How many of the lines below hold the word "structured"? Answer only with the number.

════════════════════

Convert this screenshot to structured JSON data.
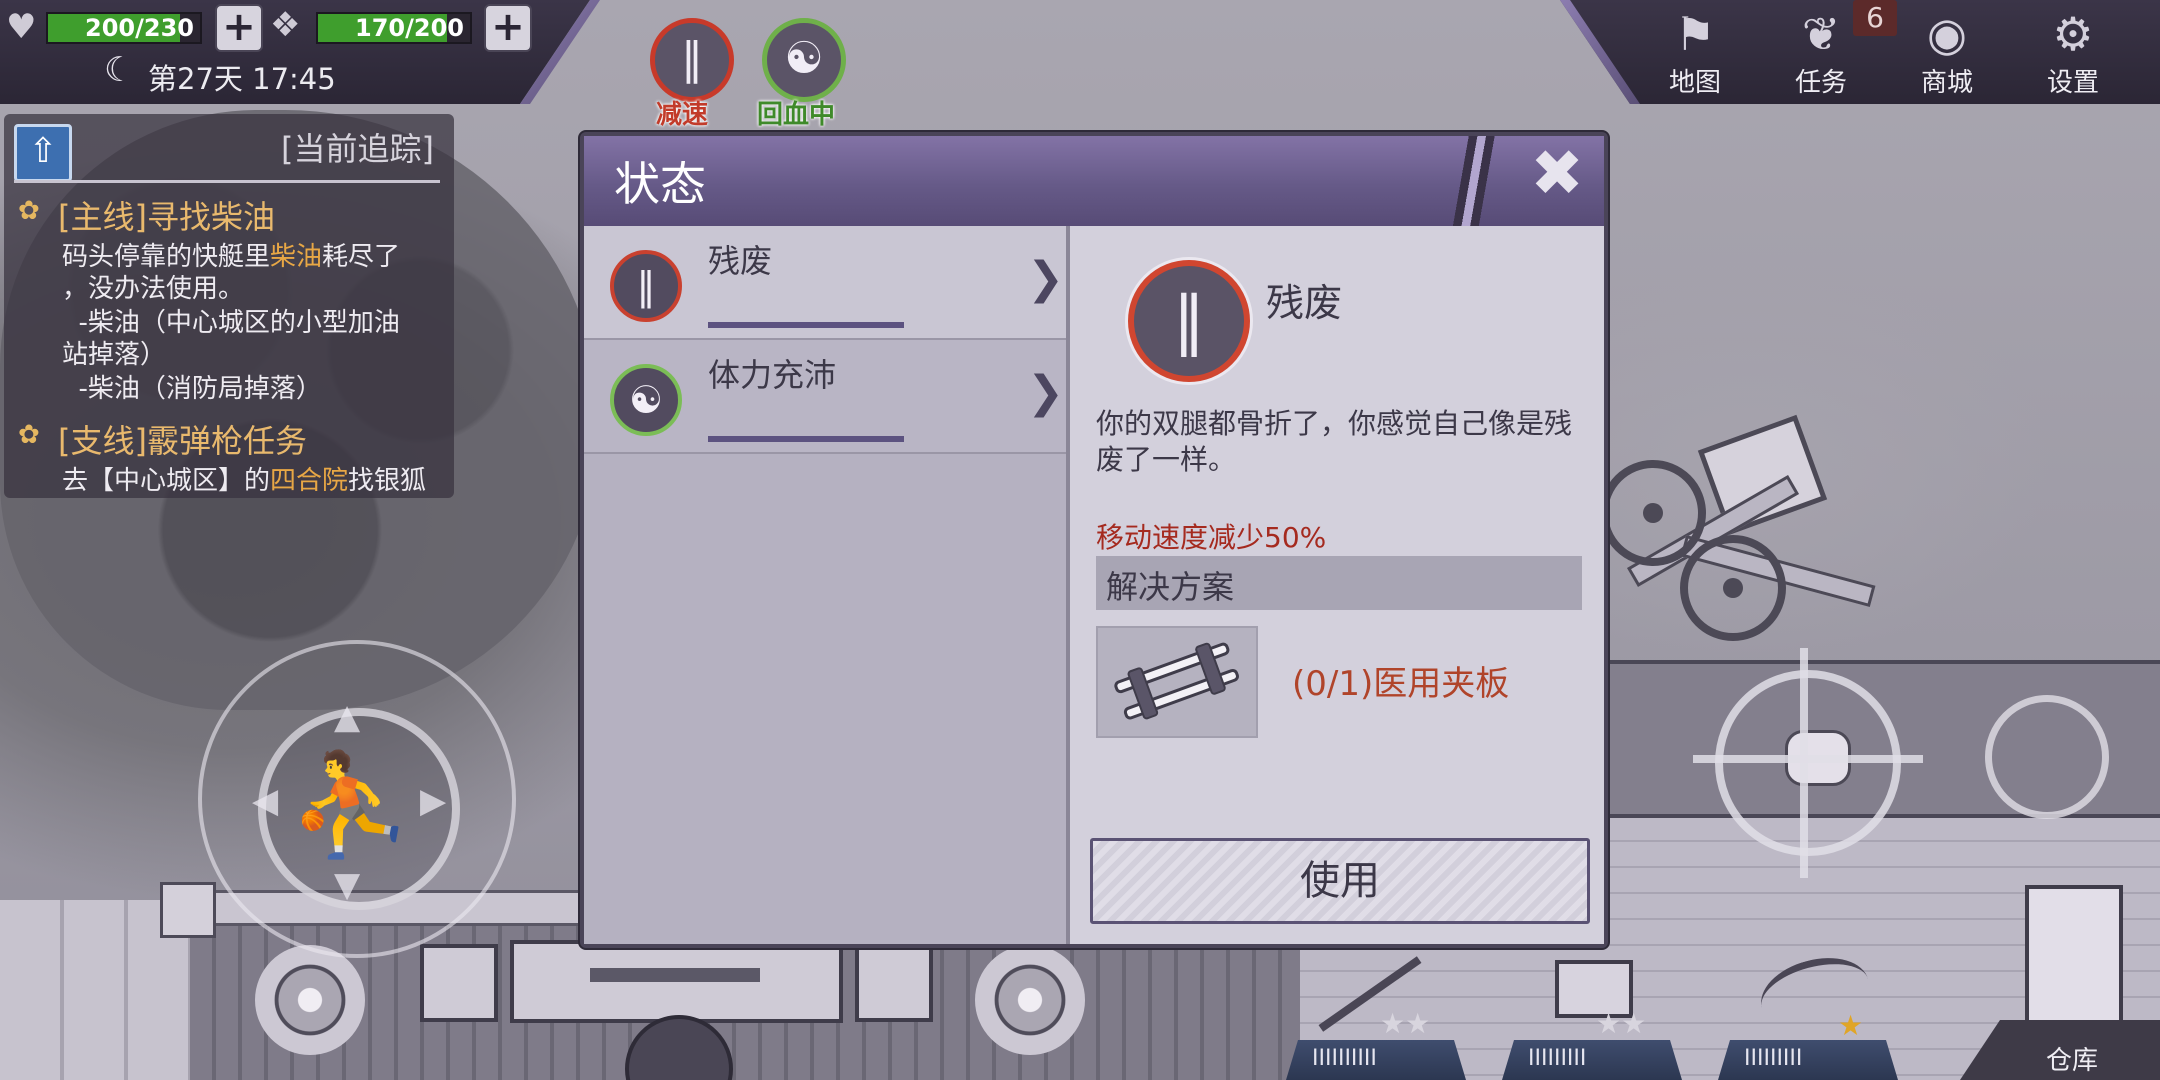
{
  "hud": {
    "health": {
      "text": "200/230",
      "current": 200,
      "max": 230
    },
    "stamina": {
      "text": "170/200",
      "current": 170,
      "max": 200
    },
    "day_time": "第27天 17:45",
    "status_effects": [
      {
        "label": "减速",
        "color": "#c23b2a",
        "icon": "crutches-icon"
      },
      {
        "label": "回血中",
        "color": "#3f8a2a",
        "icon": "strongman-icon"
      }
    ],
    "menu": [
      {
        "label": "地图",
        "icon": "map-icon"
      },
      {
        "label": "任务",
        "icon": "scroll-icon",
        "badge": "6"
      },
      {
        "label": "商城",
        "icon": "coins-icon"
      },
      {
        "label": "设置",
        "icon": "gear-icon"
      }
    ]
  },
  "tracker": {
    "header": "[当前追踪]",
    "quests": [
      {
        "title": "[主线]寻找柴油",
        "lines": {
          "l1a": "码头停靠的快艇里",
          "l1b": "柴油",
          "l1c": "耗尽了",
          "l2": "，没办法使用。",
          "l3": "  -柴油（中心城区的小型加油",
          "l4": "站掉落）",
          "l5": "  -柴油（消防局掉落）"
        }
      },
      {
        "title": "[支线]霰弹枪任务",
        "lines": {
          "l1a": "去【中心城区】的",
          "l1b": "四合院",
          "l1c": "找银狐"
        }
      }
    ]
  },
  "modal": {
    "title": "状态",
    "close": "✖",
    "list": [
      {
        "name": "残废",
        "icon": "crutches-icon",
        "ring": "#c9412f"
      },
      {
        "name": "体力充沛",
        "icon": "strongman-icon",
        "ring": "#7bbd56"
      }
    ],
    "detail": {
      "name": "残废",
      "description": "你的双腿都骨折了，你感觉自己像是残废了一样。",
      "effect": "移动速度减少50%",
      "solution_label": "解决方案",
      "item": "(0/1)医用夹板",
      "use_button": "使用"
    }
  },
  "hotbar": {
    "slot_labels": [
      "IIIIIIIIII",
      "IIIIIIIII",
      "IIIIIIIII"
    ],
    "warehouse": "仓库"
  },
  "colors": {
    "accent": "#665a88",
    "health_fill": "#3f9e2d",
    "effect_text": "#a52a1f",
    "item_text": "#b0442a",
    "quest_highlight": "#e8a745"
  }
}
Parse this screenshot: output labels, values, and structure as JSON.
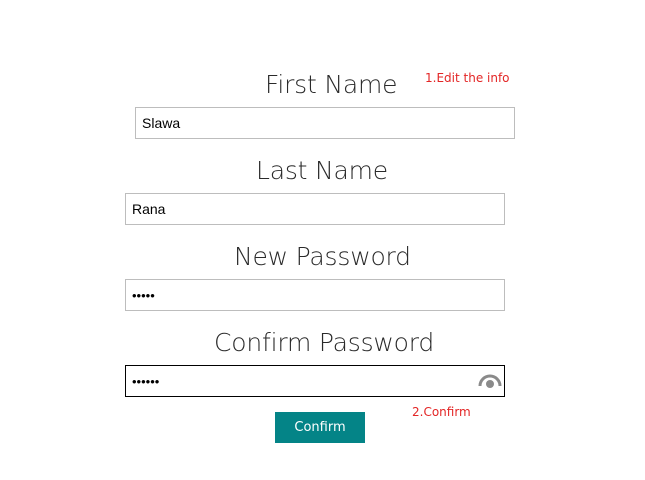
{
  "form": {
    "first_name": {
      "label": "First Name",
      "value": "Slawa"
    },
    "last_name": {
      "label": "Last Name",
      "value": "Rana"
    },
    "new_password": {
      "label": "New Password",
      "value": "•••••"
    },
    "confirm_password": {
      "label": "Confirm Password",
      "value": "••••••"
    },
    "confirm_button_label": "Confirm"
  },
  "annotations": {
    "step1": "1.Edit the info",
    "step2": "2.Confirm"
  },
  "colors": {
    "accent": "#048487",
    "annotation": "#e32626",
    "reveal_icon": "#8a8a8a"
  },
  "icons": {
    "password_reveal": "eye-icon"
  }
}
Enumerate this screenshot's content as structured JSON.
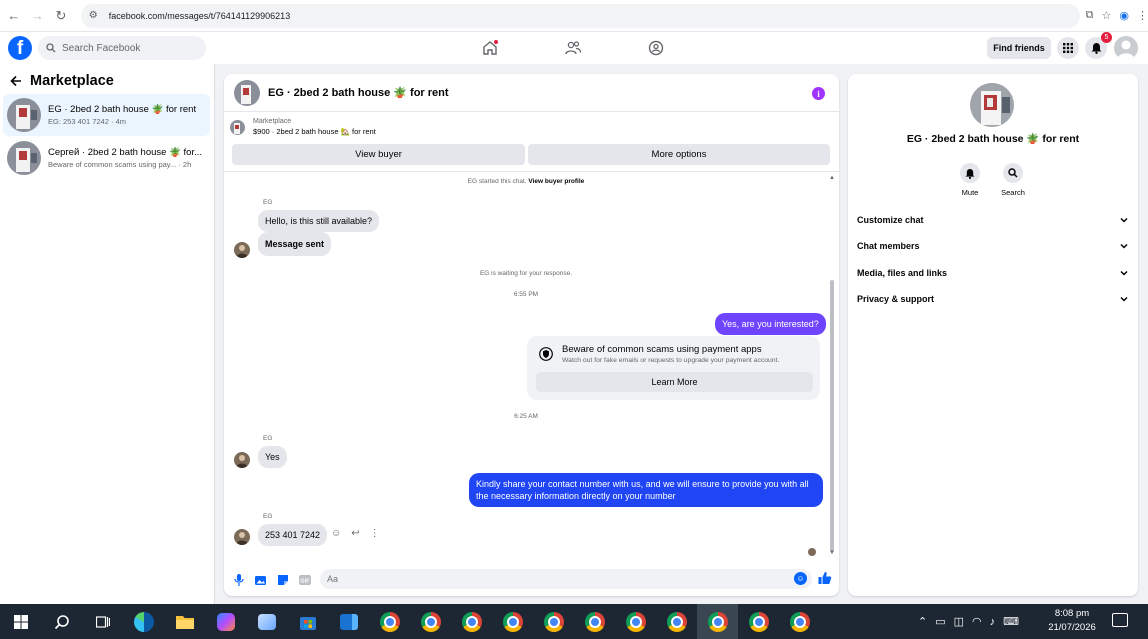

════════════════════

__WRITTEN RESPONSE__
2